THE EXERCISE » Transcribe all of the records precisely as they are presented.

##### ENTRIES #####

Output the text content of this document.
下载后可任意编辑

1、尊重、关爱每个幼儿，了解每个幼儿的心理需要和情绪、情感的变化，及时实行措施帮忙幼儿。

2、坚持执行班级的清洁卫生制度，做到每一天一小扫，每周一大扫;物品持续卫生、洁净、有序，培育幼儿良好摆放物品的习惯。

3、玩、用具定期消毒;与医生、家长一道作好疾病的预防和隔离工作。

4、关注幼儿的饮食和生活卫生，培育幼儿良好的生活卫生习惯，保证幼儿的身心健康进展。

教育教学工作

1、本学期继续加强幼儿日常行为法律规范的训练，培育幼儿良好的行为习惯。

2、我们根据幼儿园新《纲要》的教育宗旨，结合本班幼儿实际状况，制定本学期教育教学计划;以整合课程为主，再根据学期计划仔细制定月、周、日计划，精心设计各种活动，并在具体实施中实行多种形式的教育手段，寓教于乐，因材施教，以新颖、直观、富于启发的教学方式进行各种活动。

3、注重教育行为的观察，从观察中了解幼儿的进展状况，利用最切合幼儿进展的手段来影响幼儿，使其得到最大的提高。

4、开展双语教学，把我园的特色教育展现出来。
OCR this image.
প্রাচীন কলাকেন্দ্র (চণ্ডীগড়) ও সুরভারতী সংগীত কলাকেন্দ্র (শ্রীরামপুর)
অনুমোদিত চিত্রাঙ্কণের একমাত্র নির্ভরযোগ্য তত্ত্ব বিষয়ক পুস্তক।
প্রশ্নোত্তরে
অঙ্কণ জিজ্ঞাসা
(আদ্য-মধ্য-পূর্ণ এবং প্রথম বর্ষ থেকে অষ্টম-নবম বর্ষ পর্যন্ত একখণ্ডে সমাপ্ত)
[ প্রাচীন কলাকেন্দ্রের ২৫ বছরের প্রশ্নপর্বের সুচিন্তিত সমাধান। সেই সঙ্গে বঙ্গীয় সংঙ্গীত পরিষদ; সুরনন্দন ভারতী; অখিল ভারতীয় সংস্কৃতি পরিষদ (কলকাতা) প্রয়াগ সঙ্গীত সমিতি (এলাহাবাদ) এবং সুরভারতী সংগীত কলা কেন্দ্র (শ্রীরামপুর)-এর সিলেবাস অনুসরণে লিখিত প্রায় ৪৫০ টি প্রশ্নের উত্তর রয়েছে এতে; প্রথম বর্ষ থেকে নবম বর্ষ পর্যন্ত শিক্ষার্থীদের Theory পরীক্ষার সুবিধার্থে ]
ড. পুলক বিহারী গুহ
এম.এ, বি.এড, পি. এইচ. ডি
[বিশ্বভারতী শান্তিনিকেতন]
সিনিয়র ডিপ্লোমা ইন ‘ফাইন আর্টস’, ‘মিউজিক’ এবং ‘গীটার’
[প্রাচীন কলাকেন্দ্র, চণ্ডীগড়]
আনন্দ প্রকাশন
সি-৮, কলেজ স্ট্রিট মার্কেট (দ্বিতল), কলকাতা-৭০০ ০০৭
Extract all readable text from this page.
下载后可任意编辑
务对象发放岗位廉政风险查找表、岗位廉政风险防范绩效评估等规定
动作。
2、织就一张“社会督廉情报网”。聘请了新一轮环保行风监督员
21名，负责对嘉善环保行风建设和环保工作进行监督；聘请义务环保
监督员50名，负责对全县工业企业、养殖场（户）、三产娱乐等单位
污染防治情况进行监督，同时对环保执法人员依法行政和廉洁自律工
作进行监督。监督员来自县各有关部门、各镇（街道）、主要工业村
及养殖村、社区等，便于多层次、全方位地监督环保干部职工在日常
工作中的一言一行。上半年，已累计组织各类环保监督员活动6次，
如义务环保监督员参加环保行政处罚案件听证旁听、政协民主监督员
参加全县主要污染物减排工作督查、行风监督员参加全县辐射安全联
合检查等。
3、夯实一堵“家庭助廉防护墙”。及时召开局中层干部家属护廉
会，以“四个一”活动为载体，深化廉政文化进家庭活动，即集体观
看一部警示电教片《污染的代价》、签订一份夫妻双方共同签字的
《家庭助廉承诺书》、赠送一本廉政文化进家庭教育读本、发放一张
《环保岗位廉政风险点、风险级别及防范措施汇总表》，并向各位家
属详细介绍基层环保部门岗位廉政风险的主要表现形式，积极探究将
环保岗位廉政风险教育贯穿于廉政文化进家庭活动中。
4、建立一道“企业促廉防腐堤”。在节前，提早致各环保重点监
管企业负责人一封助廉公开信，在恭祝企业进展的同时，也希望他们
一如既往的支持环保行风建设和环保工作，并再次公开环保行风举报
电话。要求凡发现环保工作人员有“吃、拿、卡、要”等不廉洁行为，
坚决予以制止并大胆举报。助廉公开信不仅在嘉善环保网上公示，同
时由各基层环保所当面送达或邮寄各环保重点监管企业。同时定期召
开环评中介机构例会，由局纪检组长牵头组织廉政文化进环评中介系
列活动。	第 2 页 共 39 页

#####

TASK RESULT »
Output the text content of this document.
下载后可任意编辑

1、尊重、关爱每个幼儿，了解每个幼儿的心理需要和情绪、情感的变化，及时实行措施帮忙幼儿。

2、坚持执行班级的清洁卫生制度，做到每一天一小扫，每周一大扫;物品持续卫生、洁净、有序，培育幼儿良好摆放物品的习惯。

3、玩、用具定期消毒;与医生、家长一道作好疾病的预防和隔离工作。

4、关注幼儿的饮食和生活卫生，培育幼儿良好的生活卫生习惯，保证幼儿的身心健康进展。

教育教学工作

1、本学期继续加强幼儿日常行为法律规范的训练，培育幼儿良好的行为习惯。

2、我们根据幼儿园新《纲要》的教育宗旨，结合本班幼儿实际状况，制定本学期教育教学计划;以整合课程为主，再根据学期计划仔细制定月、周、日计划，精心设计各种活动，并在具体实施中实行多种形式的教育手段，寓教于乐，因材施教，以新颖、直观、富于启发的教学方式进行各种活动。

3、注重教育行为的观察，从观察中了解幼儿的进展状况，利用最切合幼儿进展的手段来影响幼儿，使其得到最大的提高。

4、开展双语教学，把我园的特色教育展现出来。
OCR this image.
প্রাচীন কলাকেন্দ্র (চণ্ডীগড়) ও সুরভারতী সংগীত কলাকেন্দ্র (শ্রীরামপুর)
অনুমোদিত চিত্রাঙ্কণের একমাত্র নির্ভরযোগ্য তত্ত্ব বিষয়ক পুস্তক।
প্রশ্নোত্তরে
অঙ্কণ জিজ্ঞাসা
(আদ্য-মধ্য-পূর্ণ এবং প্রথম বর্ষ থেকে অষ্টম-নবম বর্ষ পর্যন্ত একখণ্ডে সমাপ্ত)
[ প্রাচীন কলাকেন্দ্রের ২৫ বছরের প্রশ্নপর্বের সুচিন্তিত সমাধান। সেই সঙ্গে বঙ্গীয় সংঙ্গীত পরিষদ; সুরনন্দন ভারতী; অখিল ভারতীয় সংস্কৃতি পরিষদ (কলকাতা) প্রয়াগ সঙ্গীত সমিতি (এলাহাবাদ) এবং সুরভারতী সংগীত কলা কেন্দ্র (শ্রীরামপুর)-এর সিলেবাস অনুসরণে লিখিত প্রায় ৪৫০ টি প্রশ্নের উত্তর রয়েছে এতে; প্রথম বর্ষ থেকে নবম বর্ষ পর্যন্ত শিক্ষার্থীদের Theory পরীক্ষার সুবিধার্থে ]
ড. পুলক বিহারী গুহ
এম.এ, বি.এড, পি. এইচ. ডি
[বিশ্বভারতী শান্তিনিকেতন]
সিনিয়র ডিপ্লোমা ইন ‘ফাইন আর্টস’, ‘মিউজিক’ এবং ‘গীটার’
[প্রাচীন কলাকেন্দ্র, চণ্ডীগড়]
আনন্দ প্রকাশন
সি-৮, কলেজ স্ট্রিট মার্কেট (দ্বিতল), কলকাতা-৭০০ ০০৭
Extract all readable text from this page.
下载后可任意编辑
务对象发放岗位廉政风险查找表、岗位廉政风险防范绩效评估等规定
动作。
2、织就一张“社会督廉情报网”。聘请了新一轮环保行风监督员
21名，负责对嘉善环保行风建设和环保工作进行监督；聘请义务环保
监督员50名，负责对全县工业企业、养殖场（户）、三产娱乐等单位
污染防治情况进行监督，同时对环保执法人员依法行政和廉洁自律工
作进行监督。监督员来自县各有关部门、各镇（街道）、主要工业村
及养殖村、社区等，便于多层次、全方位地监督环保干部职工在日常
工作中的一言一行。上半年，已累计组织各类环保监督员活动6次，
如义务环保监督员参加环保行政处罚案件听证旁听、政协民主监督员
参加全县主要污染物减排工作督查、行风监督员参加全县辐射安全联
合检查等。
3、夯实一堵“家庭助廉防护墙”。及时召开局中层干部家属护廉
会，以“四个一”活动为载体，深化廉政文化进家庭活动，即集体观
看一部警示电教片《污染的代价》、签订一份夫妻双方共同签字的
《家庭助廉承诺书》、赠送一本廉政文化进家庭教育读本、发放一张
《环保岗位廉政风险点、风险级别及防范措施汇总表》，并向各位家
属详细介绍基层环保部门岗位廉政风险的主要表现形式，积极探究将
环保岗位廉政风险教育贯穿于廉政文化进家庭活动中。
4、建立一道“企业促廉防腐堤”。在节前，提早致各环保重点监
管企业负责人一封助廉公开信，在恭祝企业进展的同时，也希望他们
一如既往的支持环保行风建设和环保工作，并再次公开环保行风举报
电话。要求凡发现环保工作人员有“吃、拿、卡、要”等不廉洁行为，
坚决予以制止并大胆举报。助廉公开信不仅在嘉善环保网上公示，同
时由各基层环保所当面送达或邮寄各环保重点监管企业。同时定期召
开环评中介机构例会，由局纪检组长牵头组织廉政文化进环评中介系
列活动。	第 2 页 共 39 页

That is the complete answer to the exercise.